» EXERCISE REQUIREMENTS:
In how many lines of the data does the word "HENNGE" appear? Give the number by itself.

» INPUT MATERIAL:
(begin)

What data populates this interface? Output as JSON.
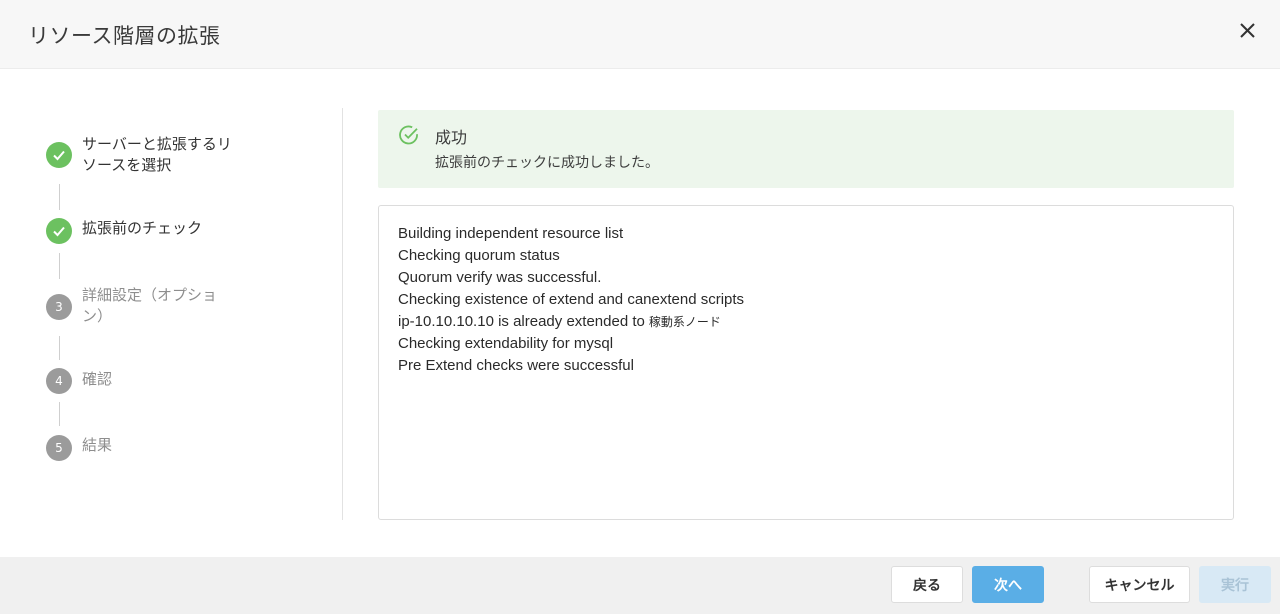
{
  "dialog": {
    "title": "リソース階層の拡張",
    "close_icon": "close-icon"
  },
  "steps": [
    {
      "number": "1",
      "label_line1": "サーバーと拡張するリ",
      "label_line2": "ソースを選択",
      "status": "done"
    },
    {
      "number": "2",
      "label_line1": "拡張前のチェック",
      "label_line2": "",
      "status": "done"
    },
    {
      "number": "3",
      "label_line1": "詳細設定（オプショ",
      "label_line2": "ン）",
      "status": "pending"
    },
    {
      "number": "4",
      "label_line1": "確認",
      "label_line2": "",
      "status": "pending"
    },
    {
      "number": "5",
      "label_line1": "結果",
      "label_line2": "",
      "status": "pending"
    }
  ],
  "success": {
    "title": "成功",
    "message": "拡張前のチェックに成功しました。",
    "icon": "check-circle-icon"
  },
  "log": {
    "lines": [
      "Building independent resource list",
      "Checking quorum status",
      "Quorum verify was successful.",
      "Checking existence of extend and canextend scripts",
      "ip-10.10.10.10 is already extended to",
      "Checking extendability for mysql",
      "Pre Extend checks were successful"
    ],
    "line5_suffix": "稼動系ノード"
  },
  "footer": {
    "back_label": "戻る",
    "next_label": "次へ",
    "cancel_label": "キャンセル",
    "execute_label": "実行"
  },
  "colors": {
    "done": "#6cc160",
    "pending": "#9b9b9b",
    "primary": "#5aaee6",
    "success_bg": "#edf6ec"
  }
}
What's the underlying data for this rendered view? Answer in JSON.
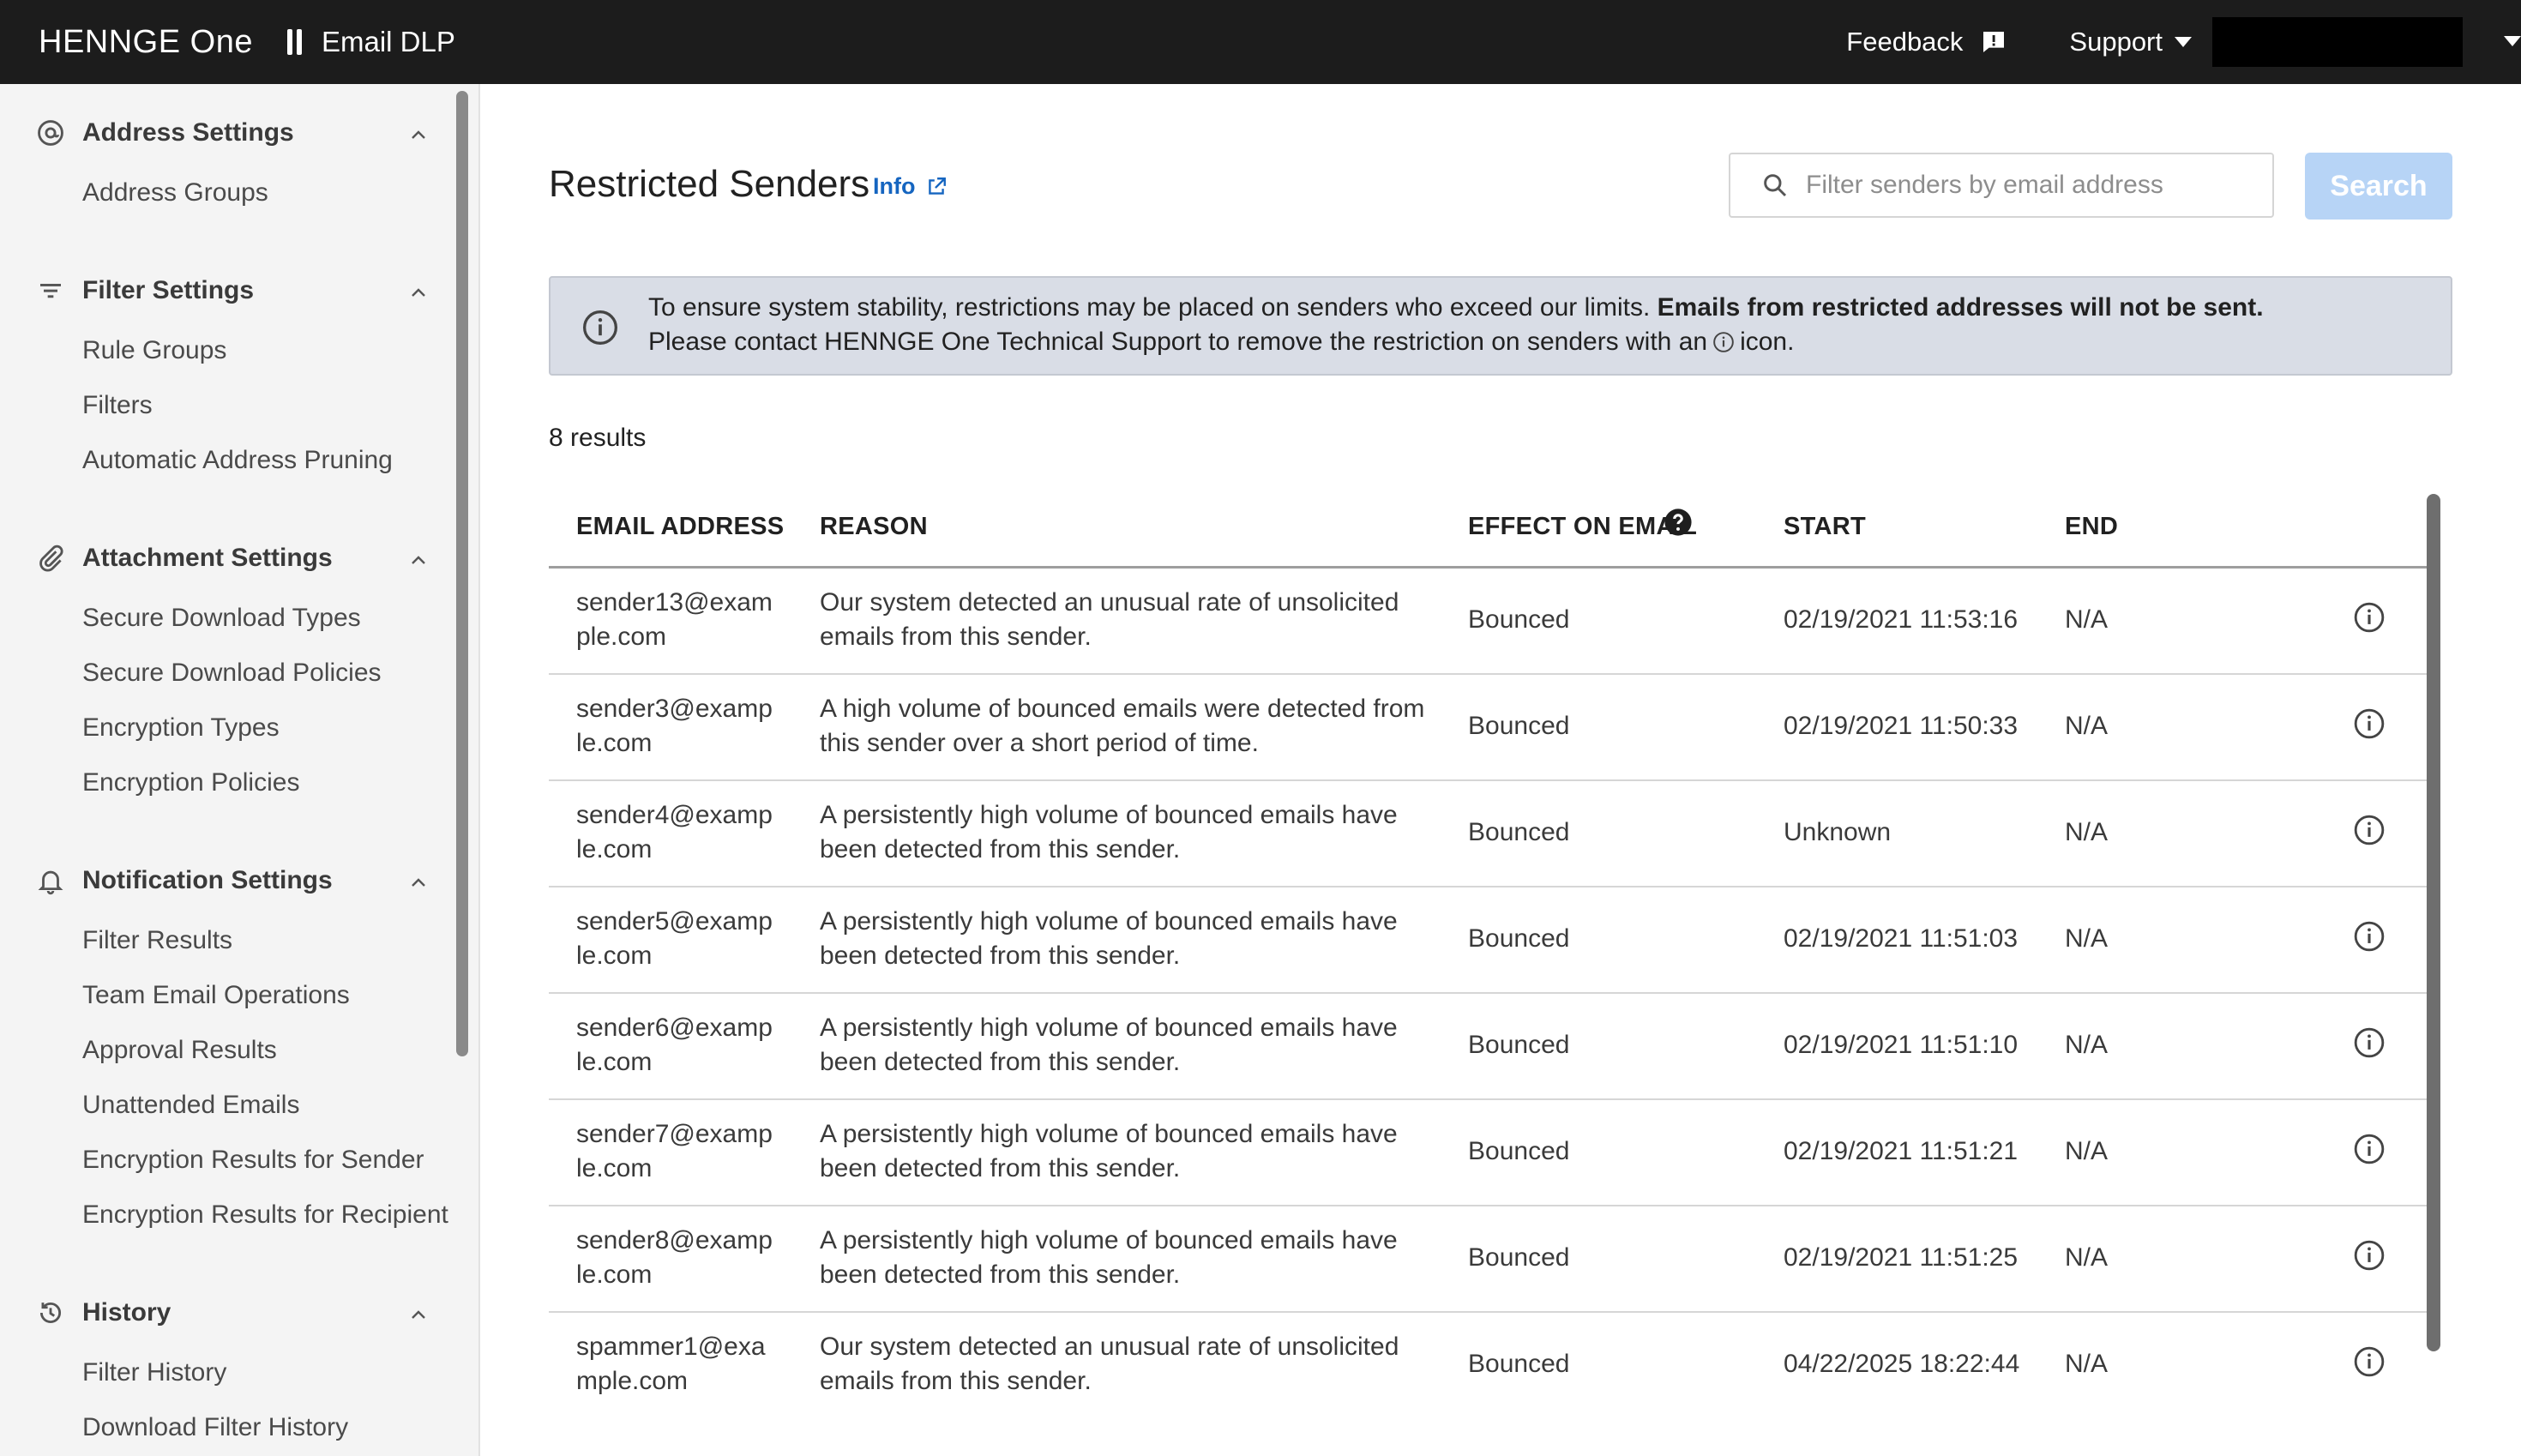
{
  "header": {
    "logo_text_a": "HENNGE",
    "logo_text_b": "One",
    "product": "Email DLP",
    "feedback_label": "Feedback",
    "support_label": "Support"
  },
  "sidebar": {
    "groups": [
      {
        "label": "Address Settings",
        "icon": "at-icon",
        "items": [
          "Address Groups"
        ]
      },
      {
        "label": "Filter Settings",
        "icon": "filter-icon",
        "items": [
          "Rule Groups",
          "Filters",
          "Automatic Address Pruning"
        ]
      },
      {
        "label": "Attachment Settings",
        "icon": "paperclip-icon",
        "items": [
          "Secure Download Types",
          "Secure Download Policies",
          "Encryption Types",
          "Encryption Policies"
        ]
      },
      {
        "label": "Notification Settings",
        "icon": "bell-icon",
        "items": [
          "Filter Results",
          "Team Email Operations",
          "Approval Results",
          "Unattended Emails",
          "Encryption Results for Sender",
          "Encryption Results for Recipient"
        ]
      },
      {
        "label": "History",
        "icon": "history-icon",
        "items": [
          "Filter History",
          "Download Filter History"
        ]
      }
    ]
  },
  "main": {
    "title": "Restricted Senders",
    "info_label": "Info",
    "search": {
      "placeholder": "Filter senders by email address",
      "button_label": "Search"
    },
    "notice": {
      "line1_plain": "To ensure system stability, restrictions may be placed on senders who exceed our limits. ",
      "line1_bold": "Emails from restricted addresses will not be sent.",
      "line2_before": "Please contact HENNGE One Technical Support to remove the restriction on senders with an",
      "line2_after": "icon."
    },
    "result_count": "8 results",
    "table": {
      "columns": {
        "email": "EMAIL ADDRESS",
        "reason": "REASON",
        "effect": "EFFECT ON EMAIL",
        "start": "START",
        "end": "END"
      },
      "rows": [
        {
          "email": "sender13@example.com",
          "reason": "Our system detected an unusual rate of unsolicited emails from this sender.",
          "effect": "Bounced",
          "start": "02/19/2021 11:53:16",
          "end": "N/A"
        },
        {
          "email": "sender3@example.com",
          "reason": "A high volume of bounced emails were detected from this sender over a short period of time.",
          "effect": "Bounced",
          "start": "02/19/2021 11:50:33",
          "end": "N/A"
        },
        {
          "email": "sender4@example.com",
          "reason": "A persistently high volume of bounced emails have been detected from this sender.",
          "effect": "Bounced",
          "start": "Unknown",
          "end": "N/A"
        },
        {
          "email": "sender5@example.com",
          "reason": "A persistently high volume of bounced emails have been detected from this sender.",
          "effect": "Bounced",
          "start": "02/19/2021 11:51:03",
          "end": "N/A"
        },
        {
          "email": "sender6@example.com",
          "reason": "A persistently high volume of bounced emails have been detected from this sender.",
          "effect": "Bounced",
          "start": "02/19/2021 11:51:10",
          "end": "N/A"
        },
        {
          "email": "sender7@example.com",
          "reason": "A persistently high volume of bounced emails have been detected from this sender.",
          "effect": "Bounced",
          "start": "02/19/2021 11:51:21",
          "end": "N/A"
        },
        {
          "email": "sender8@example.com",
          "reason": "A persistently high volume of bounced emails have been detected from this sender.",
          "effect": "Bounced",
          "start": "02/19/2021 11:51:25",
          "end": "N/A"
        },
        {
          "email": "spammer1@example.com",
          "reason": "Our system detected an unusual rate of unsolicited emails from this sender.",
          "effect": "Bounced",
          "start": "04/22/2025 18:22:44",
          "end": "N/A"
        }
      ]
    }
  },
  "colors": {
    "header_bg": "#1c1c1c",
    "sidebar_bg": "#f4f4f4",
    "link": "#1565c0",
    "search_button": "#b7d4f6",
    "notice_bg": "#d9dde6"
  }
}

(end)

» EXERCISE OUTPUT:
2